■ **KUTIPAN ARTIKEL**:
'''

Bisnis.com, JAKARTA - Pembahasan RUU Pemasyarakatan di tengah kondisi pandemi virus corona (Covid-19) dinilai tidak tepat. Para anggota DPR juga dinilai tidak memahami isi dan tujuan dari rancangan peraturan ini.
Peneliti Indonesia Corruption Watch (ICW) Kurnia Ramadhana mengatakan, seharusnya DPR membahas isu-isu terkait masalah kesehatan. Mereka juga perlu mengeluarkan produk legislasi yang berkaitan dengan kondisi pandemi saat ini.
"Selain itu, RUU ini terlihat lebih banyak problemnya dibandingkan solusi-solusi jelas untuk mengatasi permasalahan pemasyarakatan dan korupsi di Indonesia. Kami melihat peraturan ini lebih menguntungkan koruptor," katanya dalam diskusi virtual, Minggu (17/5/2020).
Selain itu, dia juga membahas RUU Pemasyarakatan yang akan menghapus detail Peraturan Pemerintah (PP) No. 99/ 2012 tentang Syarat dan Tata Cara Pelaksanaan Hak Warga Binaan Pemasyarakatan. PP tersebut dinilai sudah progresif dalam membatasi atau memberikan syarat-syarat khusus bagi narapidana, termasuk napi kasus korupsi.
Selain itu, ia juga mempermasalahkan Komisi III DPR yang terlihat tidak mengetahui isi rancangan peraturan tersebut. Kurnia mencontohkan, anggota panitia kerja (Panja) DPR RUU Pemasyarakatan Muslim Ayub menyebut hak cuti bersyarat narapidana dibolehkan untuk bepergian ke tempat seperti pusat perbelanjaan namun dengan syarat-syarat tertentu.
"Tetapi, pernyataan ini dibantah oleh Pak Arsul Sani dari Fraksi PPP yang mengatakan hal ini (cuti bersyarat) bukan berarti bisa berpelesiran. Ini memperlihatkan amggota Komisi III DPR tidak memahami substansi dari RUU ini," pungkasnya.
RUU ini juga dinilai bakal melenggangkan jalan untuk napi kasus korupsi dengan mendapat kanberagam keringanan.
Eks Komisioner Komisi Pemberantasan Korupsi (KPK) Periode 2015- 2019 Laode M Syarif mengatakan RUU Pemasyarakatan yang saat ini beredar memiliki banyak kekurangan. Salah satunya adalah upaya memudahkan narapidana kejahatan luar biasa seperti korupsi untuk mendapatkan pembebasan bersyarat.
Dia mengatakan, apabila RUU tersebut lolos menjadi Undang-Undang, maka akan menghapus Peraturan Pemerintah (PP) No. 99/2012. Padahal, pada PP tersebut memuat persyaratan khusus untuk pengurangan hukuman bagi tindak pidana khusus seperti tindakan korupsi.
Pasal 43 A PP No. 99/2012 telah mengatur syarat bersedia bekerja sama dengan penegak hukum untuk membantu membongkar perkara tindak pidana yang dilakukannya atau justice collaborator. Kemudian, Pasal 43 B Ayat (3) menyatakan rekomendasi dari Komisi Pemberantasan Korupsi sebagai pertimbangan Dirjen Pemasyarakatan dalam memberikan pembebasan bersyarat perlu dipenuhi narapidana.
“Kemudahan tersebut seperti melayani koruptor. Seakan-akan pemerintah memiliki kepentingan tertentu untuk merevisi UU Pemasyarakatan,” katanya dalam sebuah diskusi virtual, Minggu (17/5/2020).

'''

■ **DAFTAR TERSEDIA**:
'''

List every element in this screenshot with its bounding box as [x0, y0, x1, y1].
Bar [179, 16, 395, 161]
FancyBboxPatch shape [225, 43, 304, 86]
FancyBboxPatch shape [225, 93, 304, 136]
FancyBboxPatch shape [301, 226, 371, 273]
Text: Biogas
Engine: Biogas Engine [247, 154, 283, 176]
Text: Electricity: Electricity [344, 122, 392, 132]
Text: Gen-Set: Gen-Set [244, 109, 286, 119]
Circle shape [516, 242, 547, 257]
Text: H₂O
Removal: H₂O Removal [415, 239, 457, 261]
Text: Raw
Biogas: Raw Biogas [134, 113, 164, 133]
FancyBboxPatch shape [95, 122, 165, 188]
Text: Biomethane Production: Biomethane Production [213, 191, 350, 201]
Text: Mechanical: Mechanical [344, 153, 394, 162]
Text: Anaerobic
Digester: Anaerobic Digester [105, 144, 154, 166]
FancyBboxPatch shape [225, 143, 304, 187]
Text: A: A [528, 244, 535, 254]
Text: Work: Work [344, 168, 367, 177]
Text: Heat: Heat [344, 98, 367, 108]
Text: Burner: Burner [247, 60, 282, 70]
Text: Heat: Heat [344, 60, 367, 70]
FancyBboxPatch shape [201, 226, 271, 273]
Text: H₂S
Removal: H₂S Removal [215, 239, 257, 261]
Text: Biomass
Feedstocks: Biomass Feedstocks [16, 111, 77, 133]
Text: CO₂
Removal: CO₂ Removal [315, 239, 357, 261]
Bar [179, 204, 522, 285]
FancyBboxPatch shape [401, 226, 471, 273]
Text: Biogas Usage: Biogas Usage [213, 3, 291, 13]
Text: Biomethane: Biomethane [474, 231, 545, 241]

'''

■ **RINCIAN SOAL**:
Jawab pertanyaan berikut berdasarkan artikel tentang RUU Pemasyarakatan:
(a) Kurnia Ramadhana adalah peneliti dari lembaga apa?
(b) Menurut Muslim Ayub, ke tempat seperti apa narapidana dengan hak cuti bersyarat boleh bepergian?
(c) Syarat apa yang diatur dalam Pasal 43 A PP No. 99/2012?
Tolong gunakan artikel ini saja sebagai sumber, bukan daftar.

■ **JAWABAN LATIHAN**:
(a) Indonesia Corruption Watch (ICW).
(b) Ke tempat seperti pusat perbelanjaan, dengan syarat-syarat tertentu.
(c) Syarat bersedia bekerja sama dengan penegak hukum untuk membantu membongkar perkara tindak pidana yang dilakukannya, atau justice collaborator.